[Stored items from a collection]
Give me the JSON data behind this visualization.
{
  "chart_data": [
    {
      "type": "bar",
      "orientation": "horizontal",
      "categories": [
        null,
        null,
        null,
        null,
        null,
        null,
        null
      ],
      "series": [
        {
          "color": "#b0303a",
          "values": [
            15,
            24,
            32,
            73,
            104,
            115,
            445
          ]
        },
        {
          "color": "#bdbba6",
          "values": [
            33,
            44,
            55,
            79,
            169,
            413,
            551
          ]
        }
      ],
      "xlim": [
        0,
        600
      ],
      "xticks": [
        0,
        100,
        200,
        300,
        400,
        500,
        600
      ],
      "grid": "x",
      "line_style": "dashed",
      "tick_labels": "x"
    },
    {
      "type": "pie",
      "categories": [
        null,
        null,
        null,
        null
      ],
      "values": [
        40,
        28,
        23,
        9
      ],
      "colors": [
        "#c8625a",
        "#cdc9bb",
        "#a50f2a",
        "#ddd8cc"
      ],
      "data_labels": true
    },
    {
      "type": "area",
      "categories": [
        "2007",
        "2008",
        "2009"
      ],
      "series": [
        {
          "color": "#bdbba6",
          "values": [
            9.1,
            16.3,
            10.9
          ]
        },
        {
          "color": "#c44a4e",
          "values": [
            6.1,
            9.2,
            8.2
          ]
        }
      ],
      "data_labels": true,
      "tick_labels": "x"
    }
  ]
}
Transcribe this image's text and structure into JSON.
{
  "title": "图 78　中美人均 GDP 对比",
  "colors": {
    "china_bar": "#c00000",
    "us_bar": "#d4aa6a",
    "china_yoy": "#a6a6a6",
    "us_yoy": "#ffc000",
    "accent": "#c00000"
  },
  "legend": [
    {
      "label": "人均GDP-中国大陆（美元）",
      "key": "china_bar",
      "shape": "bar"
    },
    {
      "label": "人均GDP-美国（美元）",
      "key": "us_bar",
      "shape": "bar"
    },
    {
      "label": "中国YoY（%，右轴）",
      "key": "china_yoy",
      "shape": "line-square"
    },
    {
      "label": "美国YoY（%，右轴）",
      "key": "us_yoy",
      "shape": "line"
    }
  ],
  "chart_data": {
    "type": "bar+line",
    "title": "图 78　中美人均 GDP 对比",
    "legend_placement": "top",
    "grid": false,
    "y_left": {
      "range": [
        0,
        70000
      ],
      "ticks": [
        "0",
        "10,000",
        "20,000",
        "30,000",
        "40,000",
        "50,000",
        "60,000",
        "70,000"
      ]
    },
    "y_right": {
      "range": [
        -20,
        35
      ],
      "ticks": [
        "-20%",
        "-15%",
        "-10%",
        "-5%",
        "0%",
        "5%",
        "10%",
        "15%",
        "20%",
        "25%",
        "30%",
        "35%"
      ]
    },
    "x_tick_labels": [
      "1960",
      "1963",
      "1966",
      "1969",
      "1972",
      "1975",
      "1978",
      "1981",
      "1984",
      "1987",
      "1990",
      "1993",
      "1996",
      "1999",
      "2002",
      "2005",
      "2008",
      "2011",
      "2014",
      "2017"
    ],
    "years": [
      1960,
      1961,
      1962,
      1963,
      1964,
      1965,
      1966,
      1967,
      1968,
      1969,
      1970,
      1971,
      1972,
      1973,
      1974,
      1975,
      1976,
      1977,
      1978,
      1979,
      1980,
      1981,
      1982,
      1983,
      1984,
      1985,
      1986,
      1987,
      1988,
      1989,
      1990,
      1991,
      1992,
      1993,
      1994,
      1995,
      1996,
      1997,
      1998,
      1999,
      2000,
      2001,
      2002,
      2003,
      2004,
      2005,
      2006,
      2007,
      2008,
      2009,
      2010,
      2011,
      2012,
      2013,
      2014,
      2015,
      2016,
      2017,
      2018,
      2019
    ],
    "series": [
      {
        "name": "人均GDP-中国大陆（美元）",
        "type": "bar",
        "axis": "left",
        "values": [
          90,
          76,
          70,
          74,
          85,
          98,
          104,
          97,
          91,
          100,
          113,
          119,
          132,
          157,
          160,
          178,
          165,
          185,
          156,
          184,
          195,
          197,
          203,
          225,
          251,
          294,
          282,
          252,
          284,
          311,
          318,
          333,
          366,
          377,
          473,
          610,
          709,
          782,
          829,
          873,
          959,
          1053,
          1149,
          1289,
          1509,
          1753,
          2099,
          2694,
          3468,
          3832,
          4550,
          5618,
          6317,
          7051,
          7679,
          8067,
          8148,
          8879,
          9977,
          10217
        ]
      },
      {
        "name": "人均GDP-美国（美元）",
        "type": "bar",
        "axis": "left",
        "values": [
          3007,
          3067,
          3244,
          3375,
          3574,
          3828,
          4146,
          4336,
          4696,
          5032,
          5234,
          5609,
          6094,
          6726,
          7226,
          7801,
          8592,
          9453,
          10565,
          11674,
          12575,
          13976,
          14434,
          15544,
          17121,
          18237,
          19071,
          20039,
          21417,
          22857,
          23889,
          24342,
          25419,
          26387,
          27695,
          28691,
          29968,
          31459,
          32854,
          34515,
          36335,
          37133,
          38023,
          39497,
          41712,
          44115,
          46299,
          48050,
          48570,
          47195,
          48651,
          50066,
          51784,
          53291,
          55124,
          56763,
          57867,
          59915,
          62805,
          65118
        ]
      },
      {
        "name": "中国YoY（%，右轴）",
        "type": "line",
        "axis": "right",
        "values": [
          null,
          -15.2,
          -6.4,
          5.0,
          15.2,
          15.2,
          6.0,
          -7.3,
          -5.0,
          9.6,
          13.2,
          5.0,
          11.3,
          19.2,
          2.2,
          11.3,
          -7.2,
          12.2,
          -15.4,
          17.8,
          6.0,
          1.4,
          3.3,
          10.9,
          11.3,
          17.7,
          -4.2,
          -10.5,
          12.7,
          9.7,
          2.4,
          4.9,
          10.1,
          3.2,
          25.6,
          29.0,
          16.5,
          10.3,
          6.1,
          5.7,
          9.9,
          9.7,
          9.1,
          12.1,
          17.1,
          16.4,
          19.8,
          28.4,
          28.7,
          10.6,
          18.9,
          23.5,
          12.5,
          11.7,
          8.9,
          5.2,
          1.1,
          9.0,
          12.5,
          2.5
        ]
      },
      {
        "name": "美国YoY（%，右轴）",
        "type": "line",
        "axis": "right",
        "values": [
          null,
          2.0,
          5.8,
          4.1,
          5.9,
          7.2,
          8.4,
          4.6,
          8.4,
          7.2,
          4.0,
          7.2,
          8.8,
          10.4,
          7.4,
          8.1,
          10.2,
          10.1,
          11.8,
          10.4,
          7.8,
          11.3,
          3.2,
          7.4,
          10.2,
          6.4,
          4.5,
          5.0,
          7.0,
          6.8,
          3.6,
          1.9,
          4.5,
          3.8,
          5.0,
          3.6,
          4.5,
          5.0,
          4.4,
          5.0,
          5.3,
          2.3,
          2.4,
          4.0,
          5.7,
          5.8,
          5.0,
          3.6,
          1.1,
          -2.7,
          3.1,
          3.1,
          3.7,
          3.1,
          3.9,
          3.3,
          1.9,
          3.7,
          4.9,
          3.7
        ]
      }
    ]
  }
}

- **Instructions for the task**: Write out the full listing, keeping every line exactly as it is.

- **The reply**:
Give me the JSON data behind this visualization.
{
  "chart_data": [
    {
      "type": "bar",
      "orientation": "horizontal",
      "categories": [
        null,
        null,
        null,
        null,
        null,
        null,
        null
      ],
      "series": [
        {
          "color": "#b0303a",
          "values": [
            15,
            24,
            32,
            73,
            104,
            115,
            445
          ]
        },
        {
          "color": "#bdbba6",
          "values": [
            33,
            44,
            55,
            79,
            169,
            413,
            551
          ]
        }
      ],
      "xlim": [
        0,
        600
      ],
      "xticks": [
        0,
        100,
        200,
        300,
        400,
        500,
        600
      ],
      "grid": "x",
      "line_style": "dashed",
      "tick_labels": "x"
    },
    {
      "type": "pie",
      "categories": [
        null,
        null,
        null,
        null
      ],
      "values": [
        40,
        28,
        23,
        9
      ],
      "colors": [
        "#c8625a",
        "#cdc9bb",
        "#a50f2a",
        "#ddd8cc"
      ],
      "data_labels": true
    },
    {
      "type": "area",
      "categories": [
        "2007",
        "2008",
        "2009"
      ],
      "series": [
        {
          "color": "#bdbba6",
          "values": [
            9.1,
            16.3,
            10.9
          ]
        },
        {
          "color": "#c44a4e",
          "values": [
            6.1,
            9.2,
            8.2
          ]
        }
      ],
      "data_labels": true,
      "tick_labels": "x"
    }
  ]
}
Transcribe this image's text and structure into JSON.
{
  "title": "图 78　中美人均 GDP 对比",
  "colors": {
    "china_bar": "#c00000",
    "us_bar": "#d4aa6a",
    "china_yoy": "#a6a6a6",
    "us_yoy": "#ffc000",
    "accent": "#c00000"
  },
  "legend": [
    {
      "label": "人均GDP-中国大陆（美元）",
      "key": "china_bar",
      "shape": "bar"
    },
    {
      "label": "人均GDP-美国（美元）",
      "key": "us_bar",
      "shape": "bar"
    },
    {
      "label": "中国YoY（%，右轴）",
      "key": "china_yoy",
      "shape": "line-square"
    },
    {
      "label": "美国YoY（%，右轴）",
      "key": "us_yoy",
      "shape": "line"
    }
  ],
  "chart_data": {
    "type": "bar+line",
    "title": "图 78　中美人均 GDP 对比",
    "legend_placement": "top",
    "grid": false,
    "y_left": {
      "range": [
        0,
        70000
      ],
      "ticks": [
        "0",
        "10,000",
        "20,000",
        "30,000",
        "40,000",
        "50,000",
        "60,000",
        "70,000"
      ]
    },
    "y_right": {
      "range": [
        -20,
        35
      ],
      "ticks": [
        "-20%",
        "-15%",
        "-10%",
        "-5%",
        "0%",
        "5%",
        "10%",
        "15%",
        "20%",
        "25%",
        "30%",
        "35%"
      ]
    },
    "x_tick_labels": [
      "1960",
      "1963",
      "1966",
      "1969",
      "1972",
      "1975",
      "1978",
      "1981",
      "1984",
      "1987",
      "1990",
      "1993",
      "1996",
      "1999",
      "2002",
      "2005",
      "2008",
      "2011",
      "2014",
      "2017"
    ],
    "years": [
      1960,
      1961,
      1962,
      1963,
      1964,
      1965,
      1966,
      1967,
      1968,
      1969,
      1970,
      1971,
      1972,
      1973,
      1974,
      1975,
      1976,
      1977,
      1978,
      1979,
      1980,
      1981,
      1982,
      1983,
      1984,
      1985,
      1986,
      1987,
      1988,
      1989,
      1990,
      1991,
      1992,
      1993,
      1994,
      1995,
      1996,
      1997,
      1998,
      1999,
      2000,
      2001,
      2002,
      2003,
      2004,
      2005,
      2006,
      2007,
      2008,
      2009,
      2010,
      2011,
      2012,
      2013,
      2014,
      2015,
      2016,
      2017,
      2018,
      2019
    ],
    "series": [
      {
        "name": "人均GDP-中国大陆（美元）",
        "type": "bar",
        "axis": "left",
        "values": [
          90,
          76,
          70,
          74,
          85,
          98,
          104,
          97,
          91,
          100,
          113,
          119,
          132,
          157,
          160,
          178,
          165,
          185,
          156,
          184,
          195,
          197,
          203,
          225,
          251,
          294,
          282,
          252,
          284,
          311,
          318,
          333,
          366,
          377,
          473,
          610,
          709,
          782,
          829,
          873,
          959,
          1053,
          1149,
          1289,
          1509,
          1753,
          2099,
          2694,
          3468,
          3832,
          4550,
          5618,
          6317,
          7051,
          7679,
          8067,
          8148,
          8879,
          9977,
          10217
        ]
      },
      {
        "name": "人均GDP-美国（美元）",
        "type": "bar",
        "axis": "left",
        "values": [
          3007,
          3067,
          3244,
          3375,
          3574,
          3828,
          4146,
          4336,
          4696,
          5032,
          5234,
          5609,
          6094,
          6726,
          7226,
          7801,
          8592,
          9453,
          10565,
          11674,
          12575,
          13976,
          14434,
          15544,
          17121,
          18237,
          19071,
          20039,
          21417,
          22857,
          23889,
          24342,
          25419,
          26387,
          27695,
          28691,
          29968,
          31459,
          32854,
          34515,
          36335,
          37133,
          38023,
          39497,
          41712,
          44115,
          46299,
          48050,
          48570,
          47195,
          48651,
          50066,
          51784,
          53291,
          55124,
          56763,
          57867,
          59915,
          62805,
          65118
        ]
      },
      {
        "name": "中国YoY（%，右轴）",
        "type": "line",
        "axis": "right",
        "values": [
          null,
          -15.2,
          -6.4,
          5.0,
          15.2,
          15.2,
          6.0,
          -7.3,
          -5.0,
          9.6,
          13.2,
          5.0,
          11.3,
          19.2,
          2.2,
          11.3,
          -7.2,
          12.2,
          -15.4,
          17.8,
          6.0,
          1.4,
          3.3,
          10.9,
          11.3,
          17.7,
          -4.2,
          -10.5,
          12.7,
          9.7,
          2.4,
          4.9,
          10.1,
          3.2,
          25.6,
          29.0,
          16.5,
          10.3,
          6.1,
          5.7,
          9.9,
          9.7,
          9.1,
          12.1,
          17.1,
          16.4,
          19.8,
          28.4,
          28.7,
          10.6,
          18.9,
          23.5,
          12.5,
          11.7,
          8.9,
          5.2,
          1.1,
          9.0,
          12.5,
          2.5
        ]
      },
      {
        "name": "美国YoY（%，右轴）",
        "type": "line",
        "axis": "right",
        "values": [
          null,
          2.0,
          5.8,
          4.1,
          5.9,
          7.2,
          8.4,
          4.6,
          8.4,
          7.2,
          4.0,
          7.2,
          8.8,
          10.4,
          7.4,
          8.1,
          10.2,
          10.1,
          11.8,
          10.4,
          7.8,
          11.3,
          3.2,
          7.4,
          10.2,
          6.4,
          4.5,
          5.0,
          7.0,
          6.8,
          3.6,
          1.9,
          4.5,
          3.8,
          5.0,
          3.6,
          4.5,
          5.0,
          4.4,
          5.0,
          5.3,
          2.3,
          2.4,
          4.0,
          5.7,
          5.8,
          5.0,
          3.6,
          1.1,
          -2.7,
          3.1,
          3.1,
          3.7,
          3.1,
          3.9,
          3.3,
          1.9,
          3.7,
          4.9,
          3.7
        ]
      }
    ]
  }
}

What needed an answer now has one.